Dataset rows:
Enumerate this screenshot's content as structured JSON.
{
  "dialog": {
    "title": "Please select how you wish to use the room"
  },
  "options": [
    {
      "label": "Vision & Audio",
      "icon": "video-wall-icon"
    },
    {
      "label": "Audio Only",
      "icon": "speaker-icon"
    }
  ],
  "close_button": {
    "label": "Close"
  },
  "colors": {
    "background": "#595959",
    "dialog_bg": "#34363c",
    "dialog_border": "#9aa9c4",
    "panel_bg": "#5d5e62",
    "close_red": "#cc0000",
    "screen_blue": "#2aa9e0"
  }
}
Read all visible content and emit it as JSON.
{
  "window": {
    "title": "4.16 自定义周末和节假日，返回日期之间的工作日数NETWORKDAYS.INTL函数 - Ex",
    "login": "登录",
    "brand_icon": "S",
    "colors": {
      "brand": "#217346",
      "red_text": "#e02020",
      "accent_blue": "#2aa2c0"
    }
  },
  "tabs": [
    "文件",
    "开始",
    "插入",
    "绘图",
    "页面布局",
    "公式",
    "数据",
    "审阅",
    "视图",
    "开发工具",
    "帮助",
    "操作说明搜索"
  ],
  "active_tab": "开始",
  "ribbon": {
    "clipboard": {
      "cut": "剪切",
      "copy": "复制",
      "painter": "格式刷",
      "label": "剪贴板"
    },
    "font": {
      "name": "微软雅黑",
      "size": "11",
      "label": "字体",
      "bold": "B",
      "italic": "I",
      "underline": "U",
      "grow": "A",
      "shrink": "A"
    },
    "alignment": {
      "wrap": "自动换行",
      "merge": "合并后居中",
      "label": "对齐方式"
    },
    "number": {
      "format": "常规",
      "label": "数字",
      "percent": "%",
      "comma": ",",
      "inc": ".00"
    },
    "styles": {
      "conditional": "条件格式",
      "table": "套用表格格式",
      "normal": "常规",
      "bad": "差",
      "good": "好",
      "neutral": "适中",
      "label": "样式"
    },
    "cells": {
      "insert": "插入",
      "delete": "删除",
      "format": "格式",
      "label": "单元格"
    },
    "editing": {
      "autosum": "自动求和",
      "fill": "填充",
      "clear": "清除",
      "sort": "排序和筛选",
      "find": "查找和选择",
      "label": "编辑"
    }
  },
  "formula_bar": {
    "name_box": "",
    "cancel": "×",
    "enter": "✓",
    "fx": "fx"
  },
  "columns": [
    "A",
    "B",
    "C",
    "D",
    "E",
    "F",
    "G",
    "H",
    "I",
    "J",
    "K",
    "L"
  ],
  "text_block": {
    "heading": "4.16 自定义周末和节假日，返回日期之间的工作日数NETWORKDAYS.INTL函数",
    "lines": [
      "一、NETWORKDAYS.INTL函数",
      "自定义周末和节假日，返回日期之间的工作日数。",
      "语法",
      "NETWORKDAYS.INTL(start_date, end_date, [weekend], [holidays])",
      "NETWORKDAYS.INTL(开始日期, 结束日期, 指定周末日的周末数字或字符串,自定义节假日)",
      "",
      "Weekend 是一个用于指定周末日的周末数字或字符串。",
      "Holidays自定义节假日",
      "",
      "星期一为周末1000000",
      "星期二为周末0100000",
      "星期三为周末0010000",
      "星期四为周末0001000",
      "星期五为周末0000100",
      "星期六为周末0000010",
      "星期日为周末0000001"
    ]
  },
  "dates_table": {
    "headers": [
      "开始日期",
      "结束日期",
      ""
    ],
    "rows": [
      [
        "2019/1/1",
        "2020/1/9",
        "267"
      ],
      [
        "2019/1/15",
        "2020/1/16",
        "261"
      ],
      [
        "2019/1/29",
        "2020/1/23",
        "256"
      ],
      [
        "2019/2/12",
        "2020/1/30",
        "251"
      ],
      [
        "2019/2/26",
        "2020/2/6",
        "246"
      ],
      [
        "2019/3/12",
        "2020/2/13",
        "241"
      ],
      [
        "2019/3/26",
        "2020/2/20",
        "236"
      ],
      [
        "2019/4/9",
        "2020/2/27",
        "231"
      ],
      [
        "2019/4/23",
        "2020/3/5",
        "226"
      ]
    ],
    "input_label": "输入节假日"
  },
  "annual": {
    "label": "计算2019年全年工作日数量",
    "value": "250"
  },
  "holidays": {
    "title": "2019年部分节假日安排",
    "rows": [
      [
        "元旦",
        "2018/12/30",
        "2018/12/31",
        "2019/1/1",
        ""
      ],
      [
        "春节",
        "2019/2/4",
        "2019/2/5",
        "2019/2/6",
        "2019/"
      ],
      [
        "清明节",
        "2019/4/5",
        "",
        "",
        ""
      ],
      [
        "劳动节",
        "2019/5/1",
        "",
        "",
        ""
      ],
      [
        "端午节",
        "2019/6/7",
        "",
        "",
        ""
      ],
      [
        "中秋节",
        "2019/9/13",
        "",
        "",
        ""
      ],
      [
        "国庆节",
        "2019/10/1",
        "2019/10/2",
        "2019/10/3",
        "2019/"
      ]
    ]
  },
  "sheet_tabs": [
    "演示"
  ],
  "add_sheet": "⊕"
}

PROBLEM: The records above are to be repeated exactly, in their entirety.

EXERCISE RESULT:
Enumerate this screenshot's content as structured JSON.
{
  "dialog": {
    "title": "Please select how you wish to use the room"
  },
  "options": [
    {
      "label": "Vision & Audio",
      "icon": "video-wall-icon"
    },
    {
      "label": "Audio Only",
      "icon": "speaker-icon"
    }
  ],
  "close_button": {
    "label": "Close"
  },
  "colors": {
    "background": "#595959",
    "dialog_bg": "#34363c",
    "dialog_border": "#9aa9c4",
    "panel_bg": "#5d5e62",
    "close_red": "#cc0000",
    "screen_blue": "#2aa9e0"
  }
}
Read all visible content and emit it as JSON.
{
  "window": {
    "title": "4.16 自定义周末和节假日，返回日期之间的工作日数NETWORKDAYS.INTL函数 - Ex",
    "login": "登录",
    "brand_icon": "S",
    "colors": {
      "brand": "#217346",
      "red_text": "#e02020",
      "accent_blue": "#2aa2c0"
    }
  },
  "tabs": [
    "文件",
    "开始",
    "插入",
    "绘图",
    "页面布局",
    "公式",
    "数据",
    "审阅",
    "视图",
    "开发工具",
    "帮助",
    "操作说明搜索"
  ],
  "active_tab": "开始",
  "ribbon": {
    "clipboard": {
      "cut": "剪切",
      "copy": "复制",
      "painter": "格式刷",
      "label": "剪贴板"
    },
    "font": {
      "name": "微软雅黑",
      "size": "11",
      "label": "字体",
      "bold": "B",
      "italic": "I",
      "underline": "U",
      "grow": "A",
      "shrink": "A"
    },
    "alignment": {
      "wrap": "自动换行",
      "merge": "合并后居中",
      "label": "对齐方式"
    },
    "number": {
      "format": "常规",
      "label": "数字",
      "percent": "%",
      "comma": ",",
      "inc": ".00"
    },
    "styles": {
      "conditional": "条件格式",
      "table": "套用表格格式",
      "normal": "常规",
      "bad": "差",
      "good": "好",
      "neutral": "适中",
      "label": "样式"
    },
    "cells": {
      "insert": "插入",
      "delete": "删除",
      "format": "格式",
      "label": "单元格"
    },
    "editing": {
      "autosum": "自动求和",
      "fill": "填充",
      "clear": "清除",
      "sort": "排序和筛选",
      "find": "查找和选择",
      "label": "编辑"
    }
  },
  "formula_bar": {
    "name_box": "",
    "cancel": "×",
    "enter": "✓",
    "fx": "fx"
  },
  "columns": [
    "A",
    "B",
    "C",
    "D",
    "E",
    "F",
    "G",
    "H",
    "I",
    "J",
    "K",
    "L"
  ],
  "text_block": {
    "heading": "4.16 自定义周末和节假日，返回日期之间的工作日数NETWORKDAYS.INTL函数",
    "lines": [
      "一、NETWORKDAYS.INTL函数",
      "自定义周末和节假日，返回日期之间的工作日数。",
      "语法",
      "NETWORKDAYS.INTL(start_date, end_date, [weekend], [holidays])",
      "NETWORKDAYS.INTL(开始日期, 结束日期, 指定周末日的周末数字或字符串,自定义节假日)",
      "",
      "Weekend 是一个用于指定周末日的周末数字或字符串。",
      "Holidays自定义节假日",
      "",
      "星期一为周末1000000",
      "星期二为周末0100000",
      "星期三为周末0010000",
      "星期四为周末0001000",
      "星期五为周末0000100",
      "星期六为周末0000010",
      "星期日为周末0000001"
    ]
  },
  "dates_table": {
    "headers": [
      "开始日期",
      "结束日期",
      ""
    ],
    "rows": [
      [
        "2019/1/1",
        "2020/1/9",
        "267"
      ],
      [
        "2019/1/15",
        "2020/1/16",
        "261"
      ],
      [
        "2019/1/29",
        "2020/1/23",
        "256"
      ],
      [
        "2019/2/12",
        "2020/1/30",
        "251"
      ],
      [
        "2019/2/26",
        "2020/2/6",
        "246"
      ],
      [
        "2019/3/12",
        "2020/2/13",
        "241"
      ],
      [
        "2019/3/26",
        "2020/2/20",
        "236"
      ],
      [
        "2019/4/9",
        "2020/2/27",
        "231"
      ],
      [
        "2019/4/23",
        "2020/3/5",
        "226"
      ]
    ],
    "input_label": "输入节假日"
  },
  "annual": {
    "label": "计算2019年全年工作日数量",
    "value": "250"
  },
  "holidays": {
    "title": "2019年部分节假日安排",
    "rows": [
      [
        "元旦",
        "2018/12/30",
        "2018/12/31",
        "2019/1/1",
        ""
      ],
      [
        "春节",
        "2019/2/4",
        "2019/2/5",
        "2019/2/6",
        "2019/"
      ],
      [
        "清明节",
        "2019/4/5",
        "",
        "",
        ""
      ],
      [
        "劳动节",
        "2019/5/1",
        "",
        "",
        ""
      ],
      [
        "端午节",
        "2019/6/7",
        "",
        "",
        ""
      ],
      [
        "中秋节",
        "2019/9/13",
        "",
        "",
        ""
      ],
      [
        "国庆节",
        "2019/10/1",
        "2019/10/2",
        "2019/10/3",
        "2019/"
      ]
    ]
  },
  "sheet_tabs": [
    "演示"
  ],
  "add_sheet": "⊕"
}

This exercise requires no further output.